Written instruction ▸
Transcribe the portion of the Christmas breakup posts from "Also, he had" up to and including "bathroom to cry.".

Supplied text ▸
*****
3 days on from when I found out she is sleeping with another Guy I've been run down - Xmas day and as we speak I'm in bed with the flu I don't want to see my family as there very fragile and flu could kill them - so I'm trying to rest up

Tbh I just want to get back to work and start this year off - I'm not upset more angry that she doesn't give a **** one of last things she said was "I thought we would have moved on by now" like there's a time scale on these things - so anger whilst not helpful Is pulling me through for now - I blocked EVERY avenue of contact so she can't pop up with meaningless pity fueld "merry Xmas" txt

There was a point where I really needed her a few weeks back as a friend needless to say I was in a bad way she didn't come after all we have been through yet she had no problem jumping on a strangers d**k so for me I don't allow myself to feel sad I just think she didn't give a **** when she was with him.

 

Then she says I'll be in contact the end of month about the concert - cheeky b**ch good luck with that you're blocked

Self preservation is my #1 priority

It's bitter but I like the fact that she can't just Pop up and say "hi" she doesn't deserve me - so yes it's Xmas day I feel bitter I'm full of flu in bed and just waiting for these drugs to kick in so I can sleep :)

Posted

she texted me happy Xmas 2 days ago and I was so proud I didn't reply.

However in a fit of weakness and Xmas nostalgia I wished her and her son happy Xmas today. I had paid for all his presents from her to her son as she is broke so I asked her to kiss him from me.

A text chat ensued. She told me she's been dating. We been split 3 weeks and NC a week.

I feel soooo sad. I could cry.

I really really need some help.

Posted

Horribly. I broke things off. I had decided to give him a chance last night, because I wanted us to have a nice Christmas -- we went to his kid's midnight mass (he sings in a choir) , and then we got home, his kid refused to open the presents, despite the fact that I was not going to see him again until the new year, if he did not open the present I had gotten him (a $300 tablet). His dad did not insist, and I kinda felt upset and hurt at that, on top of all that had happened. I felt like his kid was rude. His dad claimed that he wanted to open the presents with his cousins. Fine. But the least he could do was open the one I had gotten for him. Common courtesy. Anyway, we went to bed, and in the morning, his kid got up and acted like nothing was wrong, in a cheerful mood, still no unwrapping of presents, but gave me ice-cold attitude, no talking, no looking at me, etc. His dad was joking around with him, and was doing the same to me (icy attitude). I put my coat on and walked out the door and did not bother to say bye to either of them. I consider this a break-up.

 

Also, he had gotten his kid a gazillion presents, rented a car for $200 to drive him for a few hours to see his cousins, and still claimed he could not afford a nice present for me. He had given me my present at night, had put it on the pillow under the bed covers, but I just put it aside and got into bed. I did not open it, but by the looks of it, it was a book. A book? I get that for my friends on normal occasions. I mean, come on. Surely he could spare $50 to buy me a nicer present? Whatever. I am pissed off. I left his place and was so pissed off, I was crying. I had to take the bus on Christmas day, cried all the way home. Mainly upset at myself, for being taken on a ride yet again. I am officially giving up on men and dating.

Posted

Not great. Keep going to bathroom to cry.

 

This too shall pass.

Posted

Had a crap day today. Never felt so alone and unloved by everybody. Really feel like giving up. I really feel so worthless. What is the point of carrying on....
*****
[Data items]
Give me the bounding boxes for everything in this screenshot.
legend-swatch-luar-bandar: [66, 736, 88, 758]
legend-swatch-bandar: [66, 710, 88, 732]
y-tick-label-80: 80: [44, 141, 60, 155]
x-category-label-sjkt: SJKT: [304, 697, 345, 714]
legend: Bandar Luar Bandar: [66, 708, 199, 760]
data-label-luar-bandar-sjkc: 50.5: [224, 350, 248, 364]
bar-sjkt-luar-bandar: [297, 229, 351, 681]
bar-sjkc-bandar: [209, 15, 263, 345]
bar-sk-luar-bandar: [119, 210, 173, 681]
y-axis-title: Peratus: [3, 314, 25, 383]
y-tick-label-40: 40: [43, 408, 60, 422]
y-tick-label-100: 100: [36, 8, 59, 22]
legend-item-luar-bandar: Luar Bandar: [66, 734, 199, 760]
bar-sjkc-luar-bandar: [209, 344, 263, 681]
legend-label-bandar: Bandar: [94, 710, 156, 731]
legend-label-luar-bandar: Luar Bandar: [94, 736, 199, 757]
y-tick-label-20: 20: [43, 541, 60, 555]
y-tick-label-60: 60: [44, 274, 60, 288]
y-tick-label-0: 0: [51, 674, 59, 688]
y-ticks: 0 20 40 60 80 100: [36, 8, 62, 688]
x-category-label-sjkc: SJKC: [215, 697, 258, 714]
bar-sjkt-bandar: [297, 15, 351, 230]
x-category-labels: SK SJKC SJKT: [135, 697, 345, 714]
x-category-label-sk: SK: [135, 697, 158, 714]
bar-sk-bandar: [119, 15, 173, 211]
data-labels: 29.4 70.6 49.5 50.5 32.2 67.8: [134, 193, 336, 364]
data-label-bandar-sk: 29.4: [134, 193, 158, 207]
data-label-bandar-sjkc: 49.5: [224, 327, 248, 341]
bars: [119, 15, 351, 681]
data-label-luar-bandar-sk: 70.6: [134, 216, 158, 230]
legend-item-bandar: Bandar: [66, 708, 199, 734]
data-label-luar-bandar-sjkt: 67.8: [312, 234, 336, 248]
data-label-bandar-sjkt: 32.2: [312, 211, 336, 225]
*****
In response ▸
Also, he had gotten his kid a gazillion presents, rented a car for $200 to drive him for a few hours to see his cousins, and still claimed he could not afford a nice present for me. He had given me my present at night, had put it on the pillow under the bed covers, but I just put it aside and got into bed. I did not open it, but by the looks of it, it was a book. A book? I get that for my friends on normal occasions. I mean, come on. Surely he could spare $50 to buy me a nicer present? Whatever. I am pissed off. I left his place and was so pissed off, I was crying. I had to take the bus on Christmas day, cried all the way home. Mainly upset at myself, for being taken on a ride yet again. I am officially giving up on men and dating.

Posted

Not great. Keep going to bathroom to cry.